* Begin RECORDS SUPPLIED *

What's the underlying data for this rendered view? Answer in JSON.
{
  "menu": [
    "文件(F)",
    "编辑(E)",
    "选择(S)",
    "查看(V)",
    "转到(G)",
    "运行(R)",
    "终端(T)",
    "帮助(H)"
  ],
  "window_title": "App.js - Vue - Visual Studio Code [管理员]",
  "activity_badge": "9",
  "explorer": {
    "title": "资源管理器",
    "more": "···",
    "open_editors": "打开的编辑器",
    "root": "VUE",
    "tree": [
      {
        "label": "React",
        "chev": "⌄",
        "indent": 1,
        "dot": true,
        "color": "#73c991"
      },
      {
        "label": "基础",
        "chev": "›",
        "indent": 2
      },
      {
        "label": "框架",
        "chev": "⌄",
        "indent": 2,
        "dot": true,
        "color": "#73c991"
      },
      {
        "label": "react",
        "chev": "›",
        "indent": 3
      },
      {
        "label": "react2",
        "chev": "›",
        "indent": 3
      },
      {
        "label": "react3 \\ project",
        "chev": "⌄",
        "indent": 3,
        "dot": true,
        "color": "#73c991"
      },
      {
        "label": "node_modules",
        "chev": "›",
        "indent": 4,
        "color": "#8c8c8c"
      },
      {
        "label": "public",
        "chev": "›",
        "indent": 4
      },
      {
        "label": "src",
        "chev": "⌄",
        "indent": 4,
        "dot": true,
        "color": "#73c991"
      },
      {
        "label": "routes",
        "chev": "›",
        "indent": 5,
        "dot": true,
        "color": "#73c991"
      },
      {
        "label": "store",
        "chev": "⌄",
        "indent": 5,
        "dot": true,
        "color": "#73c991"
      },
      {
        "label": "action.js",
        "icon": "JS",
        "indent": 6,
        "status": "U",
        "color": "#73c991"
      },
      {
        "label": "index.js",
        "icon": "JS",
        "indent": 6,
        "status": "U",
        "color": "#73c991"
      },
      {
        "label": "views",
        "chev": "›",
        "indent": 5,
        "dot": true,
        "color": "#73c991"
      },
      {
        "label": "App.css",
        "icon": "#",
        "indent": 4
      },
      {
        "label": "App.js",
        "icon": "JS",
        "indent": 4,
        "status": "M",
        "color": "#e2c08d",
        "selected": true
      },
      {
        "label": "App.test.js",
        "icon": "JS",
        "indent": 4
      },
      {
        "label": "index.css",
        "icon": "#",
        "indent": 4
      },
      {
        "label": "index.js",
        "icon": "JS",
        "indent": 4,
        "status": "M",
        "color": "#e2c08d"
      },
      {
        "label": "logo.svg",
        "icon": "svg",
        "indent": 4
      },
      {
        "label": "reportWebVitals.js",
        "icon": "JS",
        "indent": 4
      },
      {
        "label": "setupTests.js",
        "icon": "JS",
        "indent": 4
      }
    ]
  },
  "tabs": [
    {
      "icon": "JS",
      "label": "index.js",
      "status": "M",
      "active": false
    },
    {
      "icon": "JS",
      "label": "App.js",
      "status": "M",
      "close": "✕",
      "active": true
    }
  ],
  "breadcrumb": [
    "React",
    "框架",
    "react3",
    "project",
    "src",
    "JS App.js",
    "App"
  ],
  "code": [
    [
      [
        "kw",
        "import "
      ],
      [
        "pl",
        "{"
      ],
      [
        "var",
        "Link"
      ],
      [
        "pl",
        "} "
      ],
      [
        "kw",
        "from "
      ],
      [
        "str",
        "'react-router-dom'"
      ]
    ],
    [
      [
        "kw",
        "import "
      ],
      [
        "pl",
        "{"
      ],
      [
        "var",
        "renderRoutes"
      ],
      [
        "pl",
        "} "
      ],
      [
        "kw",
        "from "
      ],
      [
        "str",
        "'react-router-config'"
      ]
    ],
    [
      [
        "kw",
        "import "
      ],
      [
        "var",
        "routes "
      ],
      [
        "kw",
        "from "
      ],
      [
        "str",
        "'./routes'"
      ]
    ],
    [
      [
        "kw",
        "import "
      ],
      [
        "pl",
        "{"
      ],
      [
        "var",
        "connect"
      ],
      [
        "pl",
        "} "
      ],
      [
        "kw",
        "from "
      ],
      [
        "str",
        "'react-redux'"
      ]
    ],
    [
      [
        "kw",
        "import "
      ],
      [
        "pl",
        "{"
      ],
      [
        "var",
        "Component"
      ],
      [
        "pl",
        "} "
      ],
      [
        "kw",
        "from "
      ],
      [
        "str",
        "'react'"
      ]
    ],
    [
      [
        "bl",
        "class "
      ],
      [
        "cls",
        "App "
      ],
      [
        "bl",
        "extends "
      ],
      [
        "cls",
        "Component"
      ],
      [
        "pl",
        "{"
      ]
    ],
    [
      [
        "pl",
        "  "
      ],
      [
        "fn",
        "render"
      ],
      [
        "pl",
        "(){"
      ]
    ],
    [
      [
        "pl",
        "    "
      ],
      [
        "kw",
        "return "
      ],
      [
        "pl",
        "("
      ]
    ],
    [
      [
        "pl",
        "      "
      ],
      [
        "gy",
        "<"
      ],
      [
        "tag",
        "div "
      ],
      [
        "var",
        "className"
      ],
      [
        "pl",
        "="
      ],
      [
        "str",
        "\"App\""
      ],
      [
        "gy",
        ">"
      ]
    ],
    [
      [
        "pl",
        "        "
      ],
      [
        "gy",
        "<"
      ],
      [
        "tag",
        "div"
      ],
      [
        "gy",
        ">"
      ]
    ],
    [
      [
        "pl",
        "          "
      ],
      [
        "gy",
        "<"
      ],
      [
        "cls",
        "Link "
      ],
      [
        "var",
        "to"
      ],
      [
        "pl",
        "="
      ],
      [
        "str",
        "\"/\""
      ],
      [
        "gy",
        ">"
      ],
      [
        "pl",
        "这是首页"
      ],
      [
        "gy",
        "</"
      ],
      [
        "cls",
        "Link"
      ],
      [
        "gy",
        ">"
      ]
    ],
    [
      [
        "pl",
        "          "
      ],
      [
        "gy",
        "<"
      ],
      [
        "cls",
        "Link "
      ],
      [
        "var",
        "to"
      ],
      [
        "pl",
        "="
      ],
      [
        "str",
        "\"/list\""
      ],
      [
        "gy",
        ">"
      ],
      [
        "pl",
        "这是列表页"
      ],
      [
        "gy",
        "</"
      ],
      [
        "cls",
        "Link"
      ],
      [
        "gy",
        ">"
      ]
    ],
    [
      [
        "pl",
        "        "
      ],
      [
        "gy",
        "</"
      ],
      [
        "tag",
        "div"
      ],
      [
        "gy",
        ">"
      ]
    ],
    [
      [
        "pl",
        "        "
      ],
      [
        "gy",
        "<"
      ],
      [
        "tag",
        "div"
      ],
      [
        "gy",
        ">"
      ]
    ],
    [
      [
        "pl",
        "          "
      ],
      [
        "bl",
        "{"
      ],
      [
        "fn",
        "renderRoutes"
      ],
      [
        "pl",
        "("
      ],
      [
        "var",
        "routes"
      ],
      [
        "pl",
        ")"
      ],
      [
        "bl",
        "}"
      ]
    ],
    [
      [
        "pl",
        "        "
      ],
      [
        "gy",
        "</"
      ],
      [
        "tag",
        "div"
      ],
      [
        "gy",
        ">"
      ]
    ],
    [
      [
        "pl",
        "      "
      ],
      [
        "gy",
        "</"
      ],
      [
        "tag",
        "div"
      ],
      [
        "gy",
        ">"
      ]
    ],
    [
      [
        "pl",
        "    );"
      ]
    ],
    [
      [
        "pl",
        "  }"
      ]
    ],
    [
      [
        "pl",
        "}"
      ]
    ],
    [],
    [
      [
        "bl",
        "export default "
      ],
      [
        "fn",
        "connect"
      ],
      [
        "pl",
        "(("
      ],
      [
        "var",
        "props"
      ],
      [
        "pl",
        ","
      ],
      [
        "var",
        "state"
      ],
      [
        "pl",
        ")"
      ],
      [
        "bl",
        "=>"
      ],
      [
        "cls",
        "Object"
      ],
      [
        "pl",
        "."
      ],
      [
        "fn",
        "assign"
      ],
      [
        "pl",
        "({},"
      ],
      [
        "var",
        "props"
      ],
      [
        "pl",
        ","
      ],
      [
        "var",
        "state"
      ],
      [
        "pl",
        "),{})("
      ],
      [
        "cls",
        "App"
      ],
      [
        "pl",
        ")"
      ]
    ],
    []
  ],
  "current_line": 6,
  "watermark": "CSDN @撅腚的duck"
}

* End RECORDS SUPPLIED *

* REQUEST: Count how many lines of the data include the word "index". Your reply should be that number alone.

* FULL ANSWER: 4